** DATA IN THIS EXERCISE **
⁂
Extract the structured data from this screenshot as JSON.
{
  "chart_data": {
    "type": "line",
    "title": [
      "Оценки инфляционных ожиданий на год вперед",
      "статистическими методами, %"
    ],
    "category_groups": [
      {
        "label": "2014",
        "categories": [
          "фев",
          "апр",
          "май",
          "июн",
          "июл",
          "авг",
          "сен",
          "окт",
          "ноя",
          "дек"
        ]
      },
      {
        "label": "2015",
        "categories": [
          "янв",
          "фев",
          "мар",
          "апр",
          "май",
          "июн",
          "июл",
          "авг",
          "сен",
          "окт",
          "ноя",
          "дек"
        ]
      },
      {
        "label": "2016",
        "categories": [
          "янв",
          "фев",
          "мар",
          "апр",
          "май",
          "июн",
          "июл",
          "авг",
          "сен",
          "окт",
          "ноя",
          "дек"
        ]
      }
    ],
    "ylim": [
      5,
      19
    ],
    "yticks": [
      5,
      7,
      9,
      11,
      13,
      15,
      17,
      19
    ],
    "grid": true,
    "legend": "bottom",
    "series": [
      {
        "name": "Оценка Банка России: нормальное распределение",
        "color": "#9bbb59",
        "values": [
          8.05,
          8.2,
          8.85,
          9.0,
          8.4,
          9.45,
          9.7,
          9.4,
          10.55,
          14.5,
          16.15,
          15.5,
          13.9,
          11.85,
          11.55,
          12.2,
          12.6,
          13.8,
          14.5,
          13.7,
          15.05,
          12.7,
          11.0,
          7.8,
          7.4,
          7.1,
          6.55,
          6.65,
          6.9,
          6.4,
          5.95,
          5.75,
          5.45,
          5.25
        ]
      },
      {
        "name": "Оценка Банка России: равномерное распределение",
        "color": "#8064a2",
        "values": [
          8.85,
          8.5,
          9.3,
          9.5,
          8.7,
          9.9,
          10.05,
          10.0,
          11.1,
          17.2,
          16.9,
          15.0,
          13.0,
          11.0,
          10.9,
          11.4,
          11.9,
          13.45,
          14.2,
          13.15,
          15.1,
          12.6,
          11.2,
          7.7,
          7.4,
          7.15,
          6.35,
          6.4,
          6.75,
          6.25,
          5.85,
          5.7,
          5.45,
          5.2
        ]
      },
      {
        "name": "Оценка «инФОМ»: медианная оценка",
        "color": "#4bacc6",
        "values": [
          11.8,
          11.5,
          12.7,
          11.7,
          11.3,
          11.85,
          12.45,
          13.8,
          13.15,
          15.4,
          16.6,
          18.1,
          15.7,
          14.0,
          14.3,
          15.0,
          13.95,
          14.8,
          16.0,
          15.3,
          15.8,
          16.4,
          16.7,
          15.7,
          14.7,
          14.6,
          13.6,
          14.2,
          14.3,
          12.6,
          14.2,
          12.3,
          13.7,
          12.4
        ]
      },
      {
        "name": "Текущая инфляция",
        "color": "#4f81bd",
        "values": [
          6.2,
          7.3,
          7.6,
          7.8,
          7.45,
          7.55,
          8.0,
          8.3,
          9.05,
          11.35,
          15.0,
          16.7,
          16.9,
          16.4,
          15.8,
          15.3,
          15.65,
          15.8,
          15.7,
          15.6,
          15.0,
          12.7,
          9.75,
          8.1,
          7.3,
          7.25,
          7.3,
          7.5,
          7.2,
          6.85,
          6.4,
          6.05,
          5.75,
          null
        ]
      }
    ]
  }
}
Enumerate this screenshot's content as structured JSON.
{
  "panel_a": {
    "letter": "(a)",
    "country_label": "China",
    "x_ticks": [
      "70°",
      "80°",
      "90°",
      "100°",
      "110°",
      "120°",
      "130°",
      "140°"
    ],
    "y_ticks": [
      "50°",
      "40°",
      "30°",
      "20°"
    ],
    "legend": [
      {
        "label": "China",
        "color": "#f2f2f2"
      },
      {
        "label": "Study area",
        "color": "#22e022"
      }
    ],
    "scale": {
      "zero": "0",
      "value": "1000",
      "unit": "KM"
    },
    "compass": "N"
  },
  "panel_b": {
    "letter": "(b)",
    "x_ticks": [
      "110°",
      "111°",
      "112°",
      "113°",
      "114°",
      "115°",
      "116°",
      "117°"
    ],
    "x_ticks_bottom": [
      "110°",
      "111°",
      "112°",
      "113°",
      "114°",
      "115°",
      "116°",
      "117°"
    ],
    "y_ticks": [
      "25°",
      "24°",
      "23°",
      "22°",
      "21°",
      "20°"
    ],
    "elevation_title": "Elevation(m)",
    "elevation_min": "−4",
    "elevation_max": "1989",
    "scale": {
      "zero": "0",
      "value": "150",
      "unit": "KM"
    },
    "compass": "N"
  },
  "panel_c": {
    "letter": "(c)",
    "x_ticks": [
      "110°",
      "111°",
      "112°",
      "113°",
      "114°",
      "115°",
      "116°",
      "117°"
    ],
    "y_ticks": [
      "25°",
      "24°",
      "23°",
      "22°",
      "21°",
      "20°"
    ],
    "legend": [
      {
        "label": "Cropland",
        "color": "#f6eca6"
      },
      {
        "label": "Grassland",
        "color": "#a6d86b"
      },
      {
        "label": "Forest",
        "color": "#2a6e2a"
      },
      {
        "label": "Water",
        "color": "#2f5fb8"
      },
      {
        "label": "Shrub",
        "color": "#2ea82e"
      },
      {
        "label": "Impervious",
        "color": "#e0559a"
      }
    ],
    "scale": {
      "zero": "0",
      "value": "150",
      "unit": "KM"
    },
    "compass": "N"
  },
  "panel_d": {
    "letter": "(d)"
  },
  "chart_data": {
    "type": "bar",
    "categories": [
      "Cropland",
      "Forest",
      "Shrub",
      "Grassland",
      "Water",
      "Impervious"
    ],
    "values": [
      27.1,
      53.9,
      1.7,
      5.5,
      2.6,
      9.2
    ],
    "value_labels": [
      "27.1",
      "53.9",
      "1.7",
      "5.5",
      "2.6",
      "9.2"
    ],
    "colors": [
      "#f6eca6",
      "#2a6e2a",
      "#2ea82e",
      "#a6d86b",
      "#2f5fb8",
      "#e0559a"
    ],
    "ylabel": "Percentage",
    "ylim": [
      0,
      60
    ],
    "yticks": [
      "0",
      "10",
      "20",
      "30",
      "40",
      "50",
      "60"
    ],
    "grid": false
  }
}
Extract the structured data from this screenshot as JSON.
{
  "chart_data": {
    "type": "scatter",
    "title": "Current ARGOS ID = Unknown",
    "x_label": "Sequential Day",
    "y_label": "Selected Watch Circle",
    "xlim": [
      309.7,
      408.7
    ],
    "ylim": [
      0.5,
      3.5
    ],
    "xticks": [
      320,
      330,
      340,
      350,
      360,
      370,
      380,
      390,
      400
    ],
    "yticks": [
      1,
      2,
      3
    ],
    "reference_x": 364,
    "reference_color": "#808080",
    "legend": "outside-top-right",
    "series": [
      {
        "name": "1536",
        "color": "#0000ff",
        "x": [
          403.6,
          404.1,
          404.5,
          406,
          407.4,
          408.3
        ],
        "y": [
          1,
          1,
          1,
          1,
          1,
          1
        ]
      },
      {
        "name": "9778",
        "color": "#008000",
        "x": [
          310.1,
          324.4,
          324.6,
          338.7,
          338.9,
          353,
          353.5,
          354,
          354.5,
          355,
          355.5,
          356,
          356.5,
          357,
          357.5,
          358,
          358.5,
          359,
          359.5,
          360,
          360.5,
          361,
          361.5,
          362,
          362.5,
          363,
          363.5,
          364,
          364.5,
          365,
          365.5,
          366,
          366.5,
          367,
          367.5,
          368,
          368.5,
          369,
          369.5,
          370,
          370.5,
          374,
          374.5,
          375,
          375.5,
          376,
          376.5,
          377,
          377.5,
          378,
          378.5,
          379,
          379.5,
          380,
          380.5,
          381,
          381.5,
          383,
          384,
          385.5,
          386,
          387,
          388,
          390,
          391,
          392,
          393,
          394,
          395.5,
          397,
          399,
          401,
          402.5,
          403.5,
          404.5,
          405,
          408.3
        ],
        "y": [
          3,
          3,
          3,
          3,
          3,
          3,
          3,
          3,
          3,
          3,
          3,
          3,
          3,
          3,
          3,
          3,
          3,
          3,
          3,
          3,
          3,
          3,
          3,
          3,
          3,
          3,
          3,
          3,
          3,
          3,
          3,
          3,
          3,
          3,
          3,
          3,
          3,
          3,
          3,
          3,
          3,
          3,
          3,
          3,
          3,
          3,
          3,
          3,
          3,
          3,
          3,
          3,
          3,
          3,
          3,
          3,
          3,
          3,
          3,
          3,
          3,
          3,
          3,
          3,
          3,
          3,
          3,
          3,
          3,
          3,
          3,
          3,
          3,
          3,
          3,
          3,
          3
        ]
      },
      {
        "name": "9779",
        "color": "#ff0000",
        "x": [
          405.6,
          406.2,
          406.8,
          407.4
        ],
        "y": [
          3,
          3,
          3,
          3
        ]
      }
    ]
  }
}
⁂
** PROBLEM REQUIREMENTS **
Look for "legend" and pull out every line that has it.

** COMPLETE ANSWER **
    "legend": "bottom",
    "legend": [
    "legend": [
    "legend": "outside-top-right",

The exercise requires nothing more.